--- begin Provided entries ---

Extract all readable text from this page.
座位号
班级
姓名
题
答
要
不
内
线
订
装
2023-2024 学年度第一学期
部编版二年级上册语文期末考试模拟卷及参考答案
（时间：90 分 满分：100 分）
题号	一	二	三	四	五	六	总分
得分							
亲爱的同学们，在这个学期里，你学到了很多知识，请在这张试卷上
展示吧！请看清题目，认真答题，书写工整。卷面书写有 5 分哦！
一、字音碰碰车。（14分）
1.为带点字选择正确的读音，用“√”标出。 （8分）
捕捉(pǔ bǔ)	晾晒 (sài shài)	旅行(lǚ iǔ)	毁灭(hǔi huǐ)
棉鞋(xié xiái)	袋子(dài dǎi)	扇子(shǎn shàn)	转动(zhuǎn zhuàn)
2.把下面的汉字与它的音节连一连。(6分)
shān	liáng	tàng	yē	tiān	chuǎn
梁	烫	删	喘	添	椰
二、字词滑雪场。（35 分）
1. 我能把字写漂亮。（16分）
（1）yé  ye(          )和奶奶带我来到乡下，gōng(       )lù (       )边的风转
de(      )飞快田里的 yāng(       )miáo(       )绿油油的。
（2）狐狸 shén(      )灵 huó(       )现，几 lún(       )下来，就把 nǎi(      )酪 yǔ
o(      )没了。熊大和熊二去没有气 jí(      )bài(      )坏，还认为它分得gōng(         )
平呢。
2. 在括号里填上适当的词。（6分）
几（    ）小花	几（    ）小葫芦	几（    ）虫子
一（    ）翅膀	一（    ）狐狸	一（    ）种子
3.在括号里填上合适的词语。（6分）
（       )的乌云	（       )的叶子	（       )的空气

--- end Provided entries ---

▸ Task directions
Write the material out exactly, with nothing left out.

▸ In response
Extract all readable text from this page.
座位号
班级
姓名
题
答
要
不
内
线
订
装
2023-2024 学年度第一学期
部编版二年级上册语文期末考试模拟卷及参考答案
（时间：90 分 满分：100 分）
题号	一	二	三	四	五	六	总分
得分							
亲爱的同学们，在这个学期里，你学到了很多知识，请在这张试卷上
展示吧！请看清题目，认真答题，书写工整。卷面书写有 5 分哦！
一、字音碰碰车。（14分）
1.为带点字选择正确的读音，用“√”标出。 （8分）
捕捉(pǔ bǔ)	晾晒 (sài shài)	旅行(lǚ iǔ)	毁灭(hǔi huǐ)
棉鞋(xié xiái)	袋子(dài dǎi)	扇子(shǎn shàn)	转动(zhuǎn zhuàn)
2.把下面的汉字与它的音节连一连。(6分)
shān	liáng	tàng	yē	tiān	chuǎn
梁	烫	删	喘	添	椰
二、字词滑雪场。（35 分）
1. 我能把字写漂亮。（16分）
（1）yé  ye(          )和奶奶带我来到乡下，gōng(       )lù (       )边的风转
de(      )飞快田里的 yāng(       )miáo(       )绿油油的。
（2）狐狸 shén(      )灵 huó(       )现，几 lún(       )下来，就把 nǎi(      )酪 yǔ
o(      )没了。熊大和熊二去没有气 jí(      )bài(      )坏，还认为它分得gōng(         )
平呢。
2. 在括号里填上适当的词。（6分）
几（    ）小花	几（    ）小葫芦	几（    ）虫子
一（    ）翅膀	一（    ）狐狸	一（    ）种子
3.在括号里填上合适的词语。（6分）
（       )的乌云	（       )的叶子	（       )的空气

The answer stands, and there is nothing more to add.